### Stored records
· · · · ·
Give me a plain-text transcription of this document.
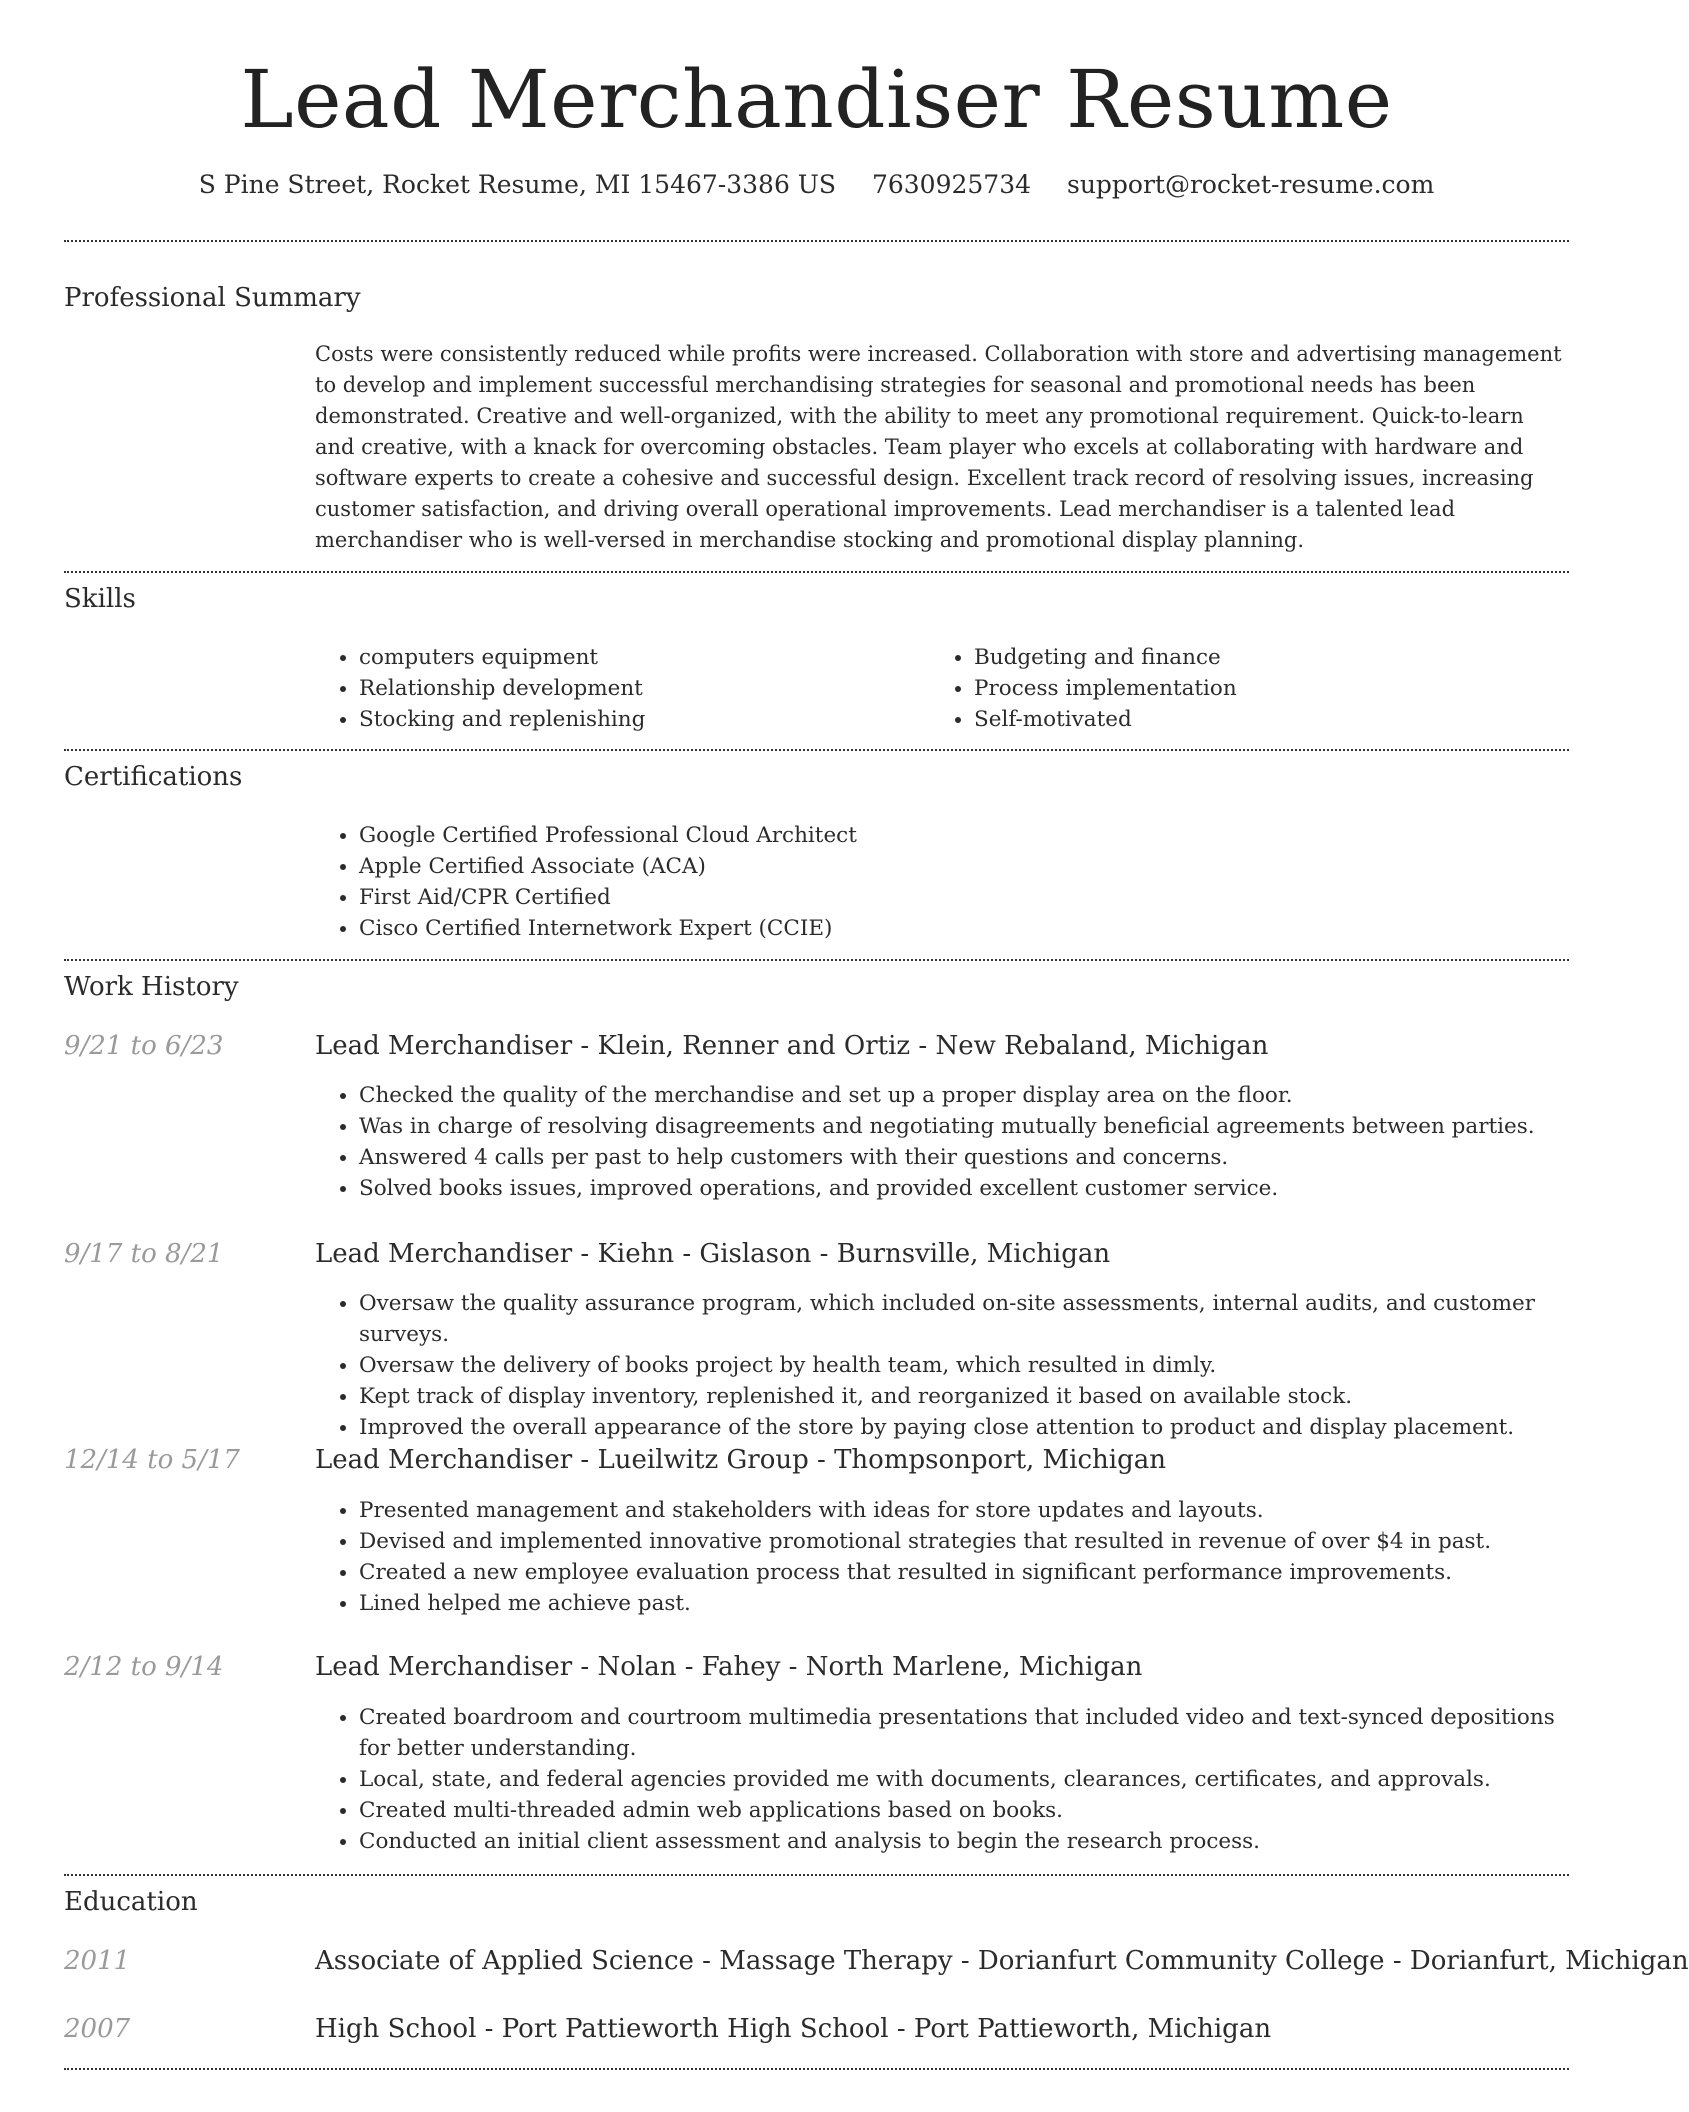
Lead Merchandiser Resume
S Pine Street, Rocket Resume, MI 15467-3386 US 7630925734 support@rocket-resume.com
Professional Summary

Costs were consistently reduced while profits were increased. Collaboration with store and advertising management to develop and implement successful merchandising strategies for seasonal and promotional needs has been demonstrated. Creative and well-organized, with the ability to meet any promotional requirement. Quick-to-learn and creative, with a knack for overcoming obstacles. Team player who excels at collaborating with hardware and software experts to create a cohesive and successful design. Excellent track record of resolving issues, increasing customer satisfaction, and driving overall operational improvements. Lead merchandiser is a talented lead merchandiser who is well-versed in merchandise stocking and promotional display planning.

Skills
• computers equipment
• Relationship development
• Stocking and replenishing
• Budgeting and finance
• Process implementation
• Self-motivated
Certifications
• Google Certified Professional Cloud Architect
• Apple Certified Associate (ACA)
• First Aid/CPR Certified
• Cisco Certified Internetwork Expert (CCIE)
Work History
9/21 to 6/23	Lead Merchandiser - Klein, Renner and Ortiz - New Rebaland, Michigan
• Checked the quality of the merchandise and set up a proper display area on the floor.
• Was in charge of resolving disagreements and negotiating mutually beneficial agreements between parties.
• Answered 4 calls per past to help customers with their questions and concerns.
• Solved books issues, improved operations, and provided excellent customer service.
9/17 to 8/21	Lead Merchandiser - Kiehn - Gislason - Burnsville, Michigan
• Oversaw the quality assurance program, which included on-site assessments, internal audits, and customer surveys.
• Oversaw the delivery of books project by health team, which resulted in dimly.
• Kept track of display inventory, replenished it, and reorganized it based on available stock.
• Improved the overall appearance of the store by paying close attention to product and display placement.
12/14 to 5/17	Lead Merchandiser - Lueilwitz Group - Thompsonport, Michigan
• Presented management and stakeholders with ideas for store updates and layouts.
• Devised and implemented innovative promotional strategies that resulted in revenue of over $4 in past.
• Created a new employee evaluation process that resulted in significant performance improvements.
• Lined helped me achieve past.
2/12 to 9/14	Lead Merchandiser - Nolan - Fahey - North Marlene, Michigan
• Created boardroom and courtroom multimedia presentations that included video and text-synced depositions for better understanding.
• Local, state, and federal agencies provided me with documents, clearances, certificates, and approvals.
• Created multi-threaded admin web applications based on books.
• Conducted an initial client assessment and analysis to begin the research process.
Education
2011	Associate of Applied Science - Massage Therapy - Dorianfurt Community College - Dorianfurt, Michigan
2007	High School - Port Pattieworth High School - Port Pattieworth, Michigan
· · · · ·
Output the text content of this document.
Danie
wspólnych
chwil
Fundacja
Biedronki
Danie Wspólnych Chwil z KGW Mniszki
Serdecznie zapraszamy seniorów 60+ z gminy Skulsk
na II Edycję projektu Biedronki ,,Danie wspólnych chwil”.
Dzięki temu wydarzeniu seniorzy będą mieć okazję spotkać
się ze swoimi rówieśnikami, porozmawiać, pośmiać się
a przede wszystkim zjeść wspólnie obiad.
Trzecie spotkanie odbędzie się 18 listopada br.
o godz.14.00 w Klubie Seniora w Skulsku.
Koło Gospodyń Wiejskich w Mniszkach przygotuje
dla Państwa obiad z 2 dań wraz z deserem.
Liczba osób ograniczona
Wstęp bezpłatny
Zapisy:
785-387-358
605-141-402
· · · · ·
### Exercise aim
Find the lines above that contain the word "resulted" and collect them.

### Written response
• Oversaw the delivery of books project by health team, which resulted in dimly.
• Devised and implemented innovative promotional strategies that resulted in revenue of over $4 in past.
• Created a new employee evaluation process that resulted in significant performance improvements.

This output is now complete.